* TASK REQUIREMENTS *
Copy the listing word for word, starting at the line containing "row1-ledig: Kind: [429, 126, 462, 140]" and ending with the line containing "row3-zeit: 14 13", both included.

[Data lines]

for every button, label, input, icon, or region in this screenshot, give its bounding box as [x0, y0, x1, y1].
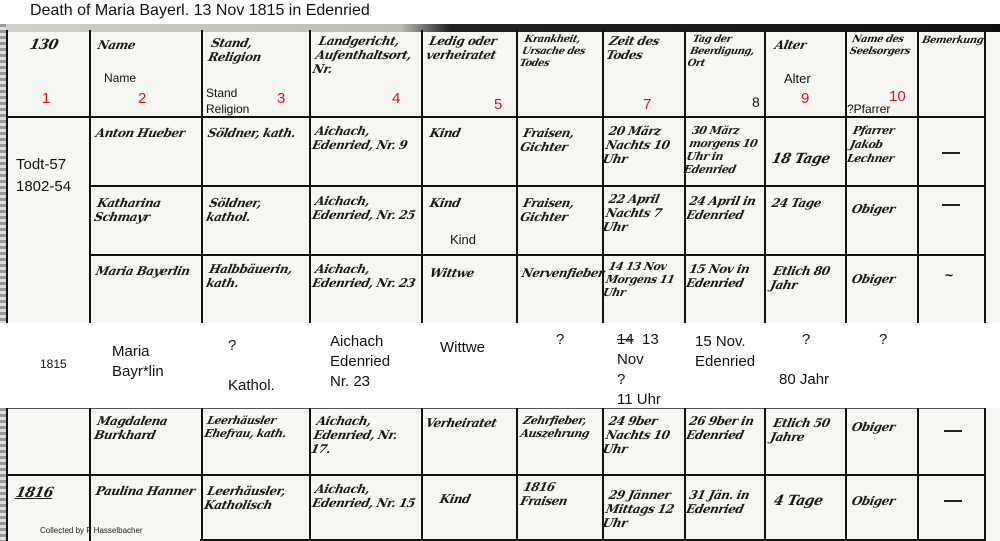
row1-ledig: Kind: [429, 126, 462, 140]
corrected-day: 13: [642, 331, 659, 348]
row2-ledig: Kind: [429, 196, 462, 210]
row3-seelsorger: Obiger: [851, 272, 897, 286]
row3-bemerkung: ~: [943, 268, 956, 282]
rowA-ort: Aichach, Edenried, Nr. 17.: [310, 414, 423, 456]
rowB-beerdigung: 31 Jän. in Edenried: [685, 488, 767, 516]
transcription-ort-line3: Nr. 23: [330, 372, 370, 392]
side-note-line2: 1802-54: [16, 176, 71, 198]
grid-line: [6, 30, 8, 323]
row3-zeit: 14 13 Nov Morgens 11 Uhr: [602, 260, 686, 299]
row3-stand: Halbbäuerin, kath.: [205, 262, 307, 290]
grid-line: [6, 408, 986, 409]
column-number-7: 7: [643, 96, 651, 113]
header-col-10: Name des Seelsorgers: [848, 34, 917, 58]
row2-beerdigung: 24 April in Edenried: [685, 194, 767, 222]
transcription-krankheit-unknown: ?: [556, 330, 564, 350]
row2-stand: Söldner, kathol.: [205, 196, 307, 224]
rowB-stand: Leerhäusler, Katholisch: [203, 484, 309, 512]
transcription-religion: Kathol.: [228, 376, 275, 396]
row3-krankheit: Nervenfieber: [521, 266, 602, 280]
transcription-zeit-day: 14 13: [617, 330, 659, 350]
transcription-zeit-unknown: ?: [617, 370, 625, 390]
transcription-alter: 80 Jahr: [779, 370, 829, 390]
row1-ort: Aichach, Edenried, Nr. 9: [311, 124, 421, 152]
transcription-name-line1: Maria: [112, 342, 150, 362]
column-number-9: 9: [801, 90, 809, 107]
grid-line: [89, 185, 986, 187]
rowA-ledig: Verheiratet: [425, 416, 516, 430]
row1-name: Anton Hueber: [95, 126, 198, 140]
header-col-11: Bemerkung: [921, 34, 984, 48]
transcription-stand-unknown: ?: [228, 336, 236, 356]
grid-line: [421, 30, 423, 323]
rowA-beerdigung: 26 9ber in Edenried: [685, 414, 767, 442]
header-col-4: Landgericht, Aufenthaltsort, Nr.: [312, 34, 421, 76]
row1-stand: Söldner, kath.: [207, 126, 306, 140]
column-number-1: 1: [42, 90, 50, 107]
label-name: Name: [104, 71, 136, 86]
transcription-zeit-month: Nov: [617, 350, 644, 370]
header-col-9: Alter: [774, 38, 808, 52]
side-note-line1: Todt-57: [16, 154, 66, 176]
rowB-year: 1816: [15, 486, 55, 500]
grid-line: [516, 30, 518, 323]
header-col-5: Ledig oder verheiratet: [425, 34, 516, 62]
row1-krankheit: Fraisen, Gichter: [519, 126, 603, 154]
row1-zeit: 20 März Nachts 10 Uhr: [602, 124, 687, 166]
row1-alter: 18 Tage: [771, 152, 832, 166]
rowA-stand: Leerhäusler Ehefrau, kath.: [203, 414, 309, 440]
column-number-4: 4: [392, 90, 400, 107]
row2-seelsorger: Obiger: [851, 202, 897, 216]
header-col-3: Stand, Religion: [207, 36, 303, 64]
grid-line: [845, 30, 847, 323]
rowB-ort: Aichach, Edenried, Nr. 15: [311, 482, 421, 510]
document-title: Death of Maria Bayerl. 13 Nov 1815 in Ed…: [30, 2, 370, 20]
transcription-zeit-hour: 11 Uhr: [617, 390, 661, 410]
row3-name: Maria Bayerlin: [95, 264, 198, 278]
column-number-5: 5: [494, 96, 502, 113]
header-col-2: Name: [97, 38, 137, 52]
rowB-name: Paulina Hanner: [95, 484, 198, 498]
row2-alter: 24 Tage: [771, 196, 844, 210]
grid-line: [764, 30, 766, 323]
rowA-name: Magdalena Burkhard: [93, 414, 199, 442]
rowB-seelsorger: Obiger: [851, 494, 897, 508]
rowA-krankheit: Zehrfieber, Auszehrung: [519, 414, 603, 440]
transcription-beerdigung-line1: 15 Nov.: [695, 332, 746, 352]
row1-seelsorger: Pfarrer Jakob Lechner: [846, 124, 921, 166]
row3-beerdigung: 15 Nov in Edenried: [685, 262, 767, 290]
grid-line: [917, 30, 919, 323]
grid-line: [6, 474, 986, 476]
label-pfarrer: ?Pfarrer: [847, 102, 890, 117]
row2-ledig-annotation: Kind: [450, 232, 476, 247]
label-alter: Alter: [784, 71, 811, 86]
transcription-ort-line1: Aichach: [330, 332, 383, 352]
page-number: 130: [29, 38, 60, 52]
rowA-bemerkung-dash: [944, 430, 962, 432]
rowA-alter: Etlich 50 Jahre: [769, 416, 845, 444]
row2-name: Katharina Schmayr: [93, 196, 199, 224]
rowB-ledig: Kind: [439, 492, 472, 506]
row3-ledig: Wittwe: [429, 266, 476, 280]
register-scan-upper: 130 Name Stand, Religion Landgericht, Au…: [0, 24, 1000, 323]
grid-line: [684, 30, 686, 323]
row1-beerdigung: 30 März morgens 10 Uhr in Edenried: [682, 124, 769, 176]
transcription-beerdigung-line2: Edenried: [695, 352, 755, 372]
label-col-8: 8: [752, 95, 760, 110]
struck-day: 14: [617, 331, 634, 348]
header-col-8: Tag der Beerdigung, Ort: [686, 34, 766, 70]
rowB-alter: 4 Tage: [773, 494, 824, 508]
rowA-zeit: 24 9ber Nachts 10 Uhr: [602, 414, 687, 456]
column-number-10: 10: [889, 88, 906, 105]
credit-text: Collected by P Hasselbacher: [40, 526, 143, 535]
transcription-ledig: Wittwe: [440, 338, 485, 358]
column-number-3: 3: [277, 90, 285, 107]
label-stand: Stand: [206, 86, 237, 101]
row3-alter: Etlich 80 Jahr: [769, 264, 845, 292]
row1-bemerkung-dash: [942, 152, 960, 154]
column-number-2: 2: [138, 90, 146, 107]
grid-line: [201, 30, 203, 323]
row2-krankheit: Fraisen, Gichter: [519, 196, 603, 224]
grid-line: [984, 30, 986, 323]
rowB-krankheit: 1816 Fraisen: [519, 480, 603, 508]
rowB-bemerkung-dash: [944, 500, 962, 502]
grid-line: [89, 30, 91, 323]
grid-line: [89, 254, 986, 256]
register-scan-lower: Magdalena Burkhard Leerhäusler Ehefrau, …: [0, 408, 1000, 541]
transcription-year: 1815: [40, 354, 67, 374]
label-religion: Religion: [206, 102, 249, 117]
grid-line: [6, 116, 986, 118]
rowA-seelsorger: Obiger: [851, 420, 897, 434]
header-col-6: Krankheit, Ursache des Todes: [518, 34, 604, 70]
page-edge: [0, 24, 1000, 32]
row3-ort: Aichach, Edenried, Nr. 23: [311, 262, 421, 290]
row2-zeit: 22 April Nachts 7 Uhr: [602, 192, 687, 234]
row2-ort: Aichach, Edenried, Nr. 25: [311, 194, 421, 222]
transcription-seelsorger-unknown: ?: [879, 330, 887, 350]
header-col-7: Zeit des Todes: [605, 34, 685, 62]
transcription-name-line2: Bayr*lin: [112, 362, 164, 382]
transcription-ort-line2: Edenried: [330, 352, 390, 372]
transcription-alter-unknown: ?: [802, 330, 810, 350]
row2-bemerkung-dash: [942, 204, 960, 206]
rowB-zeit: 29 Jänner Mittags 12 Uhr: [602, 488, 687, 530]
grid-line: [309, 30, 311, 323]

* ANSWER *
row1-ledig: Kind: [429, 126, 462, 140]
corrected-day: 13: [642, 331, 659, 348]
row2-ledig: Kind: [429, 196, 462, 210]
row3-seelsorger: Obiger: [851, 272, 897, 286]
row3-bemerkung: ~: [943, 268, 956, 282]
rowA-ort: Aichach, Edenried, Nr. 17.: [310, 414, 423, 456]
rowB-beerdigung: 31 Jän. in Edenried: [685, 488, 767, 516]
transcription-ort-line3: Nr. 23: [330, 372, 370, 392]
side-note-line2: 1802-54: [16, 176, 71, 198]
grid-line: [6, 30, 8, 323]
row3-zeit: 14 13 Nov Morgens 11 Uhr: [602, 260, 686, 299]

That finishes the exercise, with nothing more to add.